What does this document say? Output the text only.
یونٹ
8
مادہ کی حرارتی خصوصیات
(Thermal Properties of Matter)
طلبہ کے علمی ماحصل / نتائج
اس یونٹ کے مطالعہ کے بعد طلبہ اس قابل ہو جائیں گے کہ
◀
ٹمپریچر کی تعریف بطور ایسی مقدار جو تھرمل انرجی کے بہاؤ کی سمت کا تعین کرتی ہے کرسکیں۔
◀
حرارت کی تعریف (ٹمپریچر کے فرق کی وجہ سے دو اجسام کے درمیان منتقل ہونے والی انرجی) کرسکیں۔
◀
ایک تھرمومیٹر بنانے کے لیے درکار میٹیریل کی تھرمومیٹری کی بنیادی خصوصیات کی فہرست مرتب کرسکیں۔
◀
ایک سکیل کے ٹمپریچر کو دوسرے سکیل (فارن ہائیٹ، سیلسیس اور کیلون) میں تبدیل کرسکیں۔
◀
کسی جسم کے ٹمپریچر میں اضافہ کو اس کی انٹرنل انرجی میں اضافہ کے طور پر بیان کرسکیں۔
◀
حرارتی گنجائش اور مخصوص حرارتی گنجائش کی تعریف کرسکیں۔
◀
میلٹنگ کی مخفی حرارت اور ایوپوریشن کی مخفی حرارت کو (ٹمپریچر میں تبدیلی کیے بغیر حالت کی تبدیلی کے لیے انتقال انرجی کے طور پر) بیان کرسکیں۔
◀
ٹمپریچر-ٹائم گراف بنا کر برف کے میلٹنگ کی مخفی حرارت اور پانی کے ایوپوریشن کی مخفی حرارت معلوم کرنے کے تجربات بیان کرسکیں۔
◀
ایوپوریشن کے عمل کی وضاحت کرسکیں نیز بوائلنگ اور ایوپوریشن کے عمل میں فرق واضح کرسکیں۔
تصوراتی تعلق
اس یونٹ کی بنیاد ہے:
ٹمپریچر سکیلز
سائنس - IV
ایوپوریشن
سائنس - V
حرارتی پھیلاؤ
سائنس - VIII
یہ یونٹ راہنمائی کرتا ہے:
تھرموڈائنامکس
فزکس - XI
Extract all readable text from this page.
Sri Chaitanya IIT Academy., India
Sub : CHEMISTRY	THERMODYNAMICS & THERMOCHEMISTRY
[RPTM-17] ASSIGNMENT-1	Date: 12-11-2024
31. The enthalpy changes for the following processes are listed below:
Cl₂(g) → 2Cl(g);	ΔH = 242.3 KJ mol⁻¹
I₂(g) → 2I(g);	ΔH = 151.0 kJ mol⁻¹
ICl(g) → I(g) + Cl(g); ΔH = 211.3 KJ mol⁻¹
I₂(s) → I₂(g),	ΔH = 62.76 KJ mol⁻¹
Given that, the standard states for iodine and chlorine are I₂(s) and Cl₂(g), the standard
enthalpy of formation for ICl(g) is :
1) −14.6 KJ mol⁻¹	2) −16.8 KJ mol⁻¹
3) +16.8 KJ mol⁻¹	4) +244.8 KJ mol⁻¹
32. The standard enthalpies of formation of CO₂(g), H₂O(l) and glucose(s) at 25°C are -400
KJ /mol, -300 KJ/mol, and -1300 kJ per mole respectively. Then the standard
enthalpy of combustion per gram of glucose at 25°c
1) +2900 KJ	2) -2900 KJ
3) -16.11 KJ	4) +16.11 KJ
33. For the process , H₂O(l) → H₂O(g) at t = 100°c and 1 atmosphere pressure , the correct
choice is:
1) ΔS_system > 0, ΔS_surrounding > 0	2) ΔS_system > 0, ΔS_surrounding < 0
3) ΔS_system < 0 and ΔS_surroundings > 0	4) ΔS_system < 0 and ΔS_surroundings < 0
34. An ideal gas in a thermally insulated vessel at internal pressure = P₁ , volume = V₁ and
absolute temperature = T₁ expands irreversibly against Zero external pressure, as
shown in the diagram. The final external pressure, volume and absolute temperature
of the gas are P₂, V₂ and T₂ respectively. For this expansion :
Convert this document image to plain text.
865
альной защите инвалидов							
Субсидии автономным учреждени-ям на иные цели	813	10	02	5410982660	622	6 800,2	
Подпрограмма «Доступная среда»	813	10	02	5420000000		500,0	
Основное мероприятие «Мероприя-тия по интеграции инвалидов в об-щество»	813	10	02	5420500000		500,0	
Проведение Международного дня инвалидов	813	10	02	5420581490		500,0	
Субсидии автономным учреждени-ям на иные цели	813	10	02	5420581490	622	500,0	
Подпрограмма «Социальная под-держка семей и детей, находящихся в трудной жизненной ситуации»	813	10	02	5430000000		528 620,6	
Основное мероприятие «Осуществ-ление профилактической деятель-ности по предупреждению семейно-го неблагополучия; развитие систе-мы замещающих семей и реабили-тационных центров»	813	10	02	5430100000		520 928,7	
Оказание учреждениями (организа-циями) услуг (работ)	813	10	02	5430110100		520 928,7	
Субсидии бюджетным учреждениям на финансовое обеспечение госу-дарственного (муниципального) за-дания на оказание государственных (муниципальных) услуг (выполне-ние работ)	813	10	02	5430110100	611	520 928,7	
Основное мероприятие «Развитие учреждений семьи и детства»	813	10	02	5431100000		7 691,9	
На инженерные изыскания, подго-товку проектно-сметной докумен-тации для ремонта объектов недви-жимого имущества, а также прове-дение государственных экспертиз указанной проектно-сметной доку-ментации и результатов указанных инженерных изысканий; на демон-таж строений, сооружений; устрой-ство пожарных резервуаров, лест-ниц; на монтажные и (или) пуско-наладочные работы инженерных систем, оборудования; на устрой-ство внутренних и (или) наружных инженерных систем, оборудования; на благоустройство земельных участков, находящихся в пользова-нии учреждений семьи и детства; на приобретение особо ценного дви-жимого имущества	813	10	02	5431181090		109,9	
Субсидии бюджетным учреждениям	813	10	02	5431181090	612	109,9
· · · · ·
Exercise objective:
Exactly reproduce all of the entries.

Full answer:
What does this document say? Output the text only.
یونٹ
8
مادہ کی حرارتی خصوصیات
(Thermal Properties of Matter)
طلبہ کے علمی ماحصل / نتائج
اس یونٹ کے مطالعہ کے بعد طلبہ اس قابل ہو جائیں گے کہ
◀
ٹمپریچر کی تعریف بطور ایسی مقدار جو تھرمل انرجی کے بہاؤ کی سمت کا تعین کرتی ہے کرسکیں۔
◀
حرارت کی تعریف (ٹمپریچر کے فرق کی وجہ سے دو اجسام کے درمیان منتقل ہونے والی انرجی) کرسکیں۔
◀
ایک تھرمومیٹر بنانے کے لیے درکار میٹیریل کی تھرمومیٹری کی بنیادی خصوصیات کی فہرست مرتب کرسکیں۔
◀
ایک سکیل کے ٹمپریچر کو دوسرے سکیل (فارن ہائیٹ، سیلسیس اور کیلون) میں تبدیل کرسکیں۔
◀
کسی جسم کے ٹمپریچر میں اضافہ کو اس کی انٹرنل انرجی میں اضافہ کے طور پر بیان کرسکیں۔
◀
حرارتی گنجائش اور مخصوص حرارتی گنجائش کی تعریف کرسکیں۔
◀
میلٹنگ کی مخفی حرارت اور ایوپوریشن کی مخفی حرارت کو (ٹمپریچر میں تبدیلی کیے بغیر حالت کی تبدیلی کے لیے انتقال انرجی کے طور پر) بیان کرسکیں۔
◀
ٹمپریچر-ٹائم گراف بنا کر برف کے میلٹنگ کی مخفی حرارت اور پانی کے ایوپوریشن کی مخفی حرارت معلوم کرنے کے تجربات بیان کرسکیں۔
◀
ایوپوریشن کے عمل کی وضاحت کرسکیں نیز بوائلنگ اور ایوپوریشن کے عمل میں فرق واضح کرسکیں۔
تصوراتی تعلق
اس یونٹ کی بنیاد ہے:
ٹمپریچر سکیلز
سائنس - IV
ایوپوریشن
سائنس - V
حرارتی پھیلاؤ
سائنس - VIII
یہ یونٹ راہنمائی کرتا ہے:
تھرموڈائنامکس
فزکس - XI
Extract all readable text from this page.
Sri Chaitanya IIT Academy., India
Sub : CHEMISTRY	THERMODYNAMICS & THERMOCHEMISTRY
[RPTM-17] ASSIGNMENT-1	Date: 12-11-2024
31. The enthalpy changes for the following processes are listed below:
Cl₂(g) → 2Cl(g);	ΔH = 242.3 KJ mol⁻¹
I₂(g) → 2I(g);	ΔH = 151.0 kJ mol⁻¹
ICl(g) → I(g) + Cl(g); ΔH = 211.3 KJ mol⁻¹
I₂(s) → I₂(g),	ΔH = 62.76 KJ mol⁻¹
Given that, the standard states for iodine and chlorine are I₂(s) and Cl₂(g), the standard
enthalpy of formation for ICl(g) is :
1) −14.6 KJ mol⁻¹	2) −16.8 KJ mol⁻¹
3) +16.8 KJ mol⁻¹	4) +244.8 KJ mol⁻¹
32. The standard enthalpies of formation of CO₂(g), H₂O(l) and glucose(s) at 25°C are -400
KJ /mol, -300 KJ/mol, and -1300 kJ per mole respectively. Then the standard
enthalpy of combustion per gram of glucose at 25°c
1) +2900 KJ	2) -2900 KJ
3) -16.11 KJ	4) +16.11 KJ
33. For the process , H₂O(l) → H₂O(g) at t = 100°c and 1 atmosphere pressure , the correct
choice is:
1) ΔS_system > 0, ΔS_surrounding > 0	2) ΔS_system > 0, ΔS_surrounding < 0
3) ΔS_system < 0 and ΔS_surroundings > 0	4) ΔS_system < 0 and ΔS_surroundings < 0
34. An ideal gas in a thermally insulated vessel at internal pressure = P₁ , volume = V₁ and
absolute temperature = T₁ expands irreversibly against Zero external pressure, as
shown in the diagram. The final external pressure, volume and absolute temperature
of the gas are P₂, V₂ and T₂ respectively. For this expansion :
Convert this document image to plain text.
865
альной защите инвалидов							
Субсидии автономным учреждени-ям на иные цели	813	10	02	5410982660	622	6 800,2	
Подпрограмма «Доступная среда»	813	10	02	5420000000		500,0	
Основное мероприятие «Мероприя-тия по интеграции инвалидов в об-щество»	813	10	02	5420500000		500,0	
Проведение Международного дня инвалидов	813	10	02	5420581490		500,0	
Субсидии автономным учреждени-ям на иные цели	813	10	02	5420581490	622	500,0	
Подпрограмма «Социальная под-держка семей и детей, находящихся в трудной жизненной ситуации»	813	10	02	5430000000		528 620,6	
Основное мероприятие «Осуществ-ление профилактической деятель-ности по предупреждению семейно-го неблагополучия; развитие систе-мы замещающих семей и реабили-тационных центров»	813	10	02	5430100000		520 928,7	
Оказание учреждениями (организа-циями) услуг (работ)	813	10	02	5430110100		520 928,7	
Субсидии бюджетным учреждениям на финансовое обеспечение госу-дарственного (муниципального) за-дания на оказание государственных (муниципальных) услуг (выполне-ние работ)	813	10	02	5430110100	611	520 928,7	
Основное мероприятие «Развитие учреждений семьи и детства»	813	10	02	5431100000		7 691,9	
На инженерные изыскания, подго-товку проектно-сметной докумен-тации для ремонта объектов недви-жимого имущества, а также прове-дение государственных экспертиз указанной проектно-сметной доку-ментации и результатов указанных инженерных изысканий; на демон-таж строений, сооружений; устрой-ство пожарных резервуаров, лест-ниц; на монтажные и (или) пуско-наладочные работы инженерных систем, оборудования; на устрой-ство внутренних и (или) наружных инженерных систем, оборудования; на благоустройство земельных участков, находящихся в пользова-нии учреждений семьи и детства; на приобретение особо ценного дви-жимого имущества	813	10	02	5431181090		109,9	
Субсидии бюджетным учреждениям	813	10	02	5431181090	612	109,9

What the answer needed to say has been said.